** BEGIN Data for this exercise **

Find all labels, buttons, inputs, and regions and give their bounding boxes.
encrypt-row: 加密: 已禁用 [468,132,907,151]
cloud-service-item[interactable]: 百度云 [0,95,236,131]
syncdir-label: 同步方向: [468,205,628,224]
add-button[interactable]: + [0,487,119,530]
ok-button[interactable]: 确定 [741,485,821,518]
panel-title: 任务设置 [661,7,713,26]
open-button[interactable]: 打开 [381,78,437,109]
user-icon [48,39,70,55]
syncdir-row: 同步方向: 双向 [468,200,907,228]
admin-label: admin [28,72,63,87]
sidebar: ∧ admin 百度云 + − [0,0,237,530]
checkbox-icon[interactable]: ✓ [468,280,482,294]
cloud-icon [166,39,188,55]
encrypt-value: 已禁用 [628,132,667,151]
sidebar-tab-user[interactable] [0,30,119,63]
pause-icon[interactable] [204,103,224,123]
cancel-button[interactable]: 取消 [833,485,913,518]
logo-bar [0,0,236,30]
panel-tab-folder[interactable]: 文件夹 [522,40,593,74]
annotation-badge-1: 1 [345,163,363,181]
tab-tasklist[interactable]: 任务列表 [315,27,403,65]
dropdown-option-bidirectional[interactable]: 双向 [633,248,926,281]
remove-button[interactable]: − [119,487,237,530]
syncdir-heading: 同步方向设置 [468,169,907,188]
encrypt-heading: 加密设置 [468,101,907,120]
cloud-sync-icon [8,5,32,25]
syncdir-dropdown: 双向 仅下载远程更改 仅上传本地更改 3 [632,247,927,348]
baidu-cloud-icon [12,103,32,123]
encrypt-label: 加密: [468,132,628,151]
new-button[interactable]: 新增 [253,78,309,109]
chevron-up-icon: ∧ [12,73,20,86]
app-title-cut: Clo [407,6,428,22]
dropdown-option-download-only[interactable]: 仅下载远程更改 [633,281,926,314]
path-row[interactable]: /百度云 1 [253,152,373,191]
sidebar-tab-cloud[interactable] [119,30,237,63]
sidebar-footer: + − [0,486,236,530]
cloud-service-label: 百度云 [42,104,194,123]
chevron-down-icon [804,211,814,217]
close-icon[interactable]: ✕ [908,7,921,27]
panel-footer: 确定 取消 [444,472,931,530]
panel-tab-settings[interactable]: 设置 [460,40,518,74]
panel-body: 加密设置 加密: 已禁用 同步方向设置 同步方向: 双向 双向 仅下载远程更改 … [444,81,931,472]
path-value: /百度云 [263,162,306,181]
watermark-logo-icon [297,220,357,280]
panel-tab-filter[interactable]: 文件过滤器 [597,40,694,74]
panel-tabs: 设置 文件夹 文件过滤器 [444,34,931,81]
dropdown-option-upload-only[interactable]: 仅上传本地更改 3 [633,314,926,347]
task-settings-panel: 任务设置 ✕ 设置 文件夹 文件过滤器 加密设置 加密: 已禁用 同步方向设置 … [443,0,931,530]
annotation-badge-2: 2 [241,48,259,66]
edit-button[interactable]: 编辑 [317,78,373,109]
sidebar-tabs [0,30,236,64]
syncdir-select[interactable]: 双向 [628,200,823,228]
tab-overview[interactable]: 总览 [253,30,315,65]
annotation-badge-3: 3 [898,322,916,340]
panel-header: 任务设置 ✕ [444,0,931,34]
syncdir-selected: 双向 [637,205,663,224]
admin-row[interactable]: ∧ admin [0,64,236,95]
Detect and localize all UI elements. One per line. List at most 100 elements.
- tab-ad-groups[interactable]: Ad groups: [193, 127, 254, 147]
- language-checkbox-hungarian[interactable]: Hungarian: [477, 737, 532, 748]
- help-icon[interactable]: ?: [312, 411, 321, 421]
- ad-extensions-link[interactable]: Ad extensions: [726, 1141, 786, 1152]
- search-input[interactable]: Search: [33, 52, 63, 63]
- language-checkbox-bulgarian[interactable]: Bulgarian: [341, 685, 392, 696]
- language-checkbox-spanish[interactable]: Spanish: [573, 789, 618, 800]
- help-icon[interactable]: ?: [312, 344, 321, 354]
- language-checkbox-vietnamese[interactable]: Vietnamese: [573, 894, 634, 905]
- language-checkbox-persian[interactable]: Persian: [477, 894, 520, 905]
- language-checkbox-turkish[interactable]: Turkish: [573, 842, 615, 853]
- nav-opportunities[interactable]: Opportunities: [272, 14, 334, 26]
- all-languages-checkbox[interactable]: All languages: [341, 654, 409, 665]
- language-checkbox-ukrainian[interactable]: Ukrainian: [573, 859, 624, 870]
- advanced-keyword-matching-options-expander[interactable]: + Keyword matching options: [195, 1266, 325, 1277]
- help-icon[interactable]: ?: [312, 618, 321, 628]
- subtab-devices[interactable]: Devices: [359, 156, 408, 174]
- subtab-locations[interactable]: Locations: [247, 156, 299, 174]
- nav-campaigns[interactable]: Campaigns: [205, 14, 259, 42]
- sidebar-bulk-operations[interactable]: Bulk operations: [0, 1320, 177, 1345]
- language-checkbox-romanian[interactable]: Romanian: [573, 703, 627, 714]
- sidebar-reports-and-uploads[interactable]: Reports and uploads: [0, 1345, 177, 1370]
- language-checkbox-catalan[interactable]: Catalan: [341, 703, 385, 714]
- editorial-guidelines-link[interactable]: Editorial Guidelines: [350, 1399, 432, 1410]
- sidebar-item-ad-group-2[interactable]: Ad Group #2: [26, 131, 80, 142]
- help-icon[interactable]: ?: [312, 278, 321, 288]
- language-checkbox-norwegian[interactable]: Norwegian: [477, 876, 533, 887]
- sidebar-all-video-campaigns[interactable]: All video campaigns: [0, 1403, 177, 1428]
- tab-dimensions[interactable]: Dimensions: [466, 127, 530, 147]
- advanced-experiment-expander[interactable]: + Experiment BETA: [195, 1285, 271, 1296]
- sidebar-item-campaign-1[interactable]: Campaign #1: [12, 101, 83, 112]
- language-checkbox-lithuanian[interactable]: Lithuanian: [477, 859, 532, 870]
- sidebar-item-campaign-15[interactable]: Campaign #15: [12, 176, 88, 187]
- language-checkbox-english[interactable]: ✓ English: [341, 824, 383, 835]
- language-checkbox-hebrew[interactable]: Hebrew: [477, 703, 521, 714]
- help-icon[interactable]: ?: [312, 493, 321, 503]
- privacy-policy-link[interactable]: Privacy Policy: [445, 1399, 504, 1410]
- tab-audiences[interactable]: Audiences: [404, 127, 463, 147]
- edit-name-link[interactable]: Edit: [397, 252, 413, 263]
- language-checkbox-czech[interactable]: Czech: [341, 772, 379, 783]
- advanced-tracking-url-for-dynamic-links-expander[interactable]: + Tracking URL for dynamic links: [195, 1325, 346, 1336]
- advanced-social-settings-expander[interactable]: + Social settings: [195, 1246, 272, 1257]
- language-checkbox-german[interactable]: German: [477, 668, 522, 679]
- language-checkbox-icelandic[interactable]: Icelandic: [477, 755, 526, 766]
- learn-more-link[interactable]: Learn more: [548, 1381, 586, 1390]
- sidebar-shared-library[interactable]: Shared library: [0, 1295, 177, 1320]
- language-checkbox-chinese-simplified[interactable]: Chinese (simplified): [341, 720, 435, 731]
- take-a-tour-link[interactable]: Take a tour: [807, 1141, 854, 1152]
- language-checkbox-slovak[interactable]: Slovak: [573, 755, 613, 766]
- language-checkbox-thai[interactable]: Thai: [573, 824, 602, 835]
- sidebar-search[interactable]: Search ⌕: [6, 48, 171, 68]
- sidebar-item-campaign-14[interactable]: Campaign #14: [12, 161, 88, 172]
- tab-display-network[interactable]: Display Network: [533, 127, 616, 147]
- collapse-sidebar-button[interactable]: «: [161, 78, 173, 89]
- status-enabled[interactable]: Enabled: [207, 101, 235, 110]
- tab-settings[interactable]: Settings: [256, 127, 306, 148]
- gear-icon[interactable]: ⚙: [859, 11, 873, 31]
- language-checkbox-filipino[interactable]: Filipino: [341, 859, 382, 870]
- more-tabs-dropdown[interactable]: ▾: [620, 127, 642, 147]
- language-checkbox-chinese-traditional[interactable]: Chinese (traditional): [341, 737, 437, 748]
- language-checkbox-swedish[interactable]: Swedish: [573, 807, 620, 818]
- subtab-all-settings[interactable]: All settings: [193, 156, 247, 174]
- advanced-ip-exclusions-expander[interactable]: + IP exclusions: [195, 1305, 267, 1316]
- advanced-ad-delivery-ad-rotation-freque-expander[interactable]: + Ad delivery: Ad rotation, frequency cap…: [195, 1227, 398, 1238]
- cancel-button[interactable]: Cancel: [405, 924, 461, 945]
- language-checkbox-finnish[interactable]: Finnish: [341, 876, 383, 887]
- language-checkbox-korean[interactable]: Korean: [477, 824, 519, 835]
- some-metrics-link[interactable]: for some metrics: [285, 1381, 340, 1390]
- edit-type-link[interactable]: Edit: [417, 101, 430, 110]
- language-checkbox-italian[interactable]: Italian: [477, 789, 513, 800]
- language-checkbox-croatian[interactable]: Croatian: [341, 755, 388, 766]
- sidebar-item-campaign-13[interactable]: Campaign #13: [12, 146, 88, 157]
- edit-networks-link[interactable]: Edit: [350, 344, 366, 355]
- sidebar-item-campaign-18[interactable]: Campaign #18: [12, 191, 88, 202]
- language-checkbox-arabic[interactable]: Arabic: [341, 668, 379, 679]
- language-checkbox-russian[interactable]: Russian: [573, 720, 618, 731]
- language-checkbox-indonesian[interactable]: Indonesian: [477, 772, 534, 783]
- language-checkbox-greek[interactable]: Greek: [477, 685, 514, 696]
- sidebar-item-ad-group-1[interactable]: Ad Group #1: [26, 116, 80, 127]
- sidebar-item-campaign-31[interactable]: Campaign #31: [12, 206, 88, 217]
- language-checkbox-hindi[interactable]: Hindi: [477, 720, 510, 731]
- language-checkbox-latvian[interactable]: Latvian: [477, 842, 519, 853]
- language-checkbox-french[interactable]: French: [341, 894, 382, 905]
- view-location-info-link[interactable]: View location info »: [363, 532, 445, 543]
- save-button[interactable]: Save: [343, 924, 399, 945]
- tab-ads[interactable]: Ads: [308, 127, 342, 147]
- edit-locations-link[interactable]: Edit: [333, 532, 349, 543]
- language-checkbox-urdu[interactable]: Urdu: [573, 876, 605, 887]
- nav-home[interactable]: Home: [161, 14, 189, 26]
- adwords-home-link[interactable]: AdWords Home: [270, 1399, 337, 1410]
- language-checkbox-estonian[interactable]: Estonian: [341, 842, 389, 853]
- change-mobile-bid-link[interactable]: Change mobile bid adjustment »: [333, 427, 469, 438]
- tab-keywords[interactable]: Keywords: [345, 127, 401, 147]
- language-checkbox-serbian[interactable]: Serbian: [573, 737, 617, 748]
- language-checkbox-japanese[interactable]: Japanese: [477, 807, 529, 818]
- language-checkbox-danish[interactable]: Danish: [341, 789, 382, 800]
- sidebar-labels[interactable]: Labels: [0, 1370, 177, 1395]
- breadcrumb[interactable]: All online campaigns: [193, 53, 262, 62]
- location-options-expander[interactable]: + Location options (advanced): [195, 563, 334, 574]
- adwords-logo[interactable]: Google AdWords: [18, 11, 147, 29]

** END Data for this exercise **

### Problem description
Rewrite the stretch from the start of the entries through the line containing "encrypt-value: 已禁用 [628,132,667,151]", including that line, as a numbered list with blank lines left out.

### Correct output
1. Find all labels, buttons, inputs, and regions and give their bounding boxes.
2. encrypt-row: 加密: 已禁用 [468,132,907,151]
3. cloud-service-item[interactable]: 百度云 [0,95,236,131]
4. syncdir-label: 同步方向: [468,205,628,224]
5. add-button[interactable]: + [0,487,119,530]
6. ok-button[interactable]: 确定 [741,485,821,518]
7. panel-title: 任务设置 [661,7,713,26]
8. open-button[interactable]: 打开 [381,78,437,109]
9. user-icon [48,39,70,55]
10. syncdir-row: 同步方向: 双向 [468,200,907,228]
11. admin-label: admin [28,72,63,87]
12. sidebar: ∧ admin 百度云 + − [0,0,237,530]
13. checkbox-icon[interactable]: ✓ [468,280,482,294]
14. cloud-icon [166,39,188,55]
15. encrypt-value: 已禁用 [628,132,667,151]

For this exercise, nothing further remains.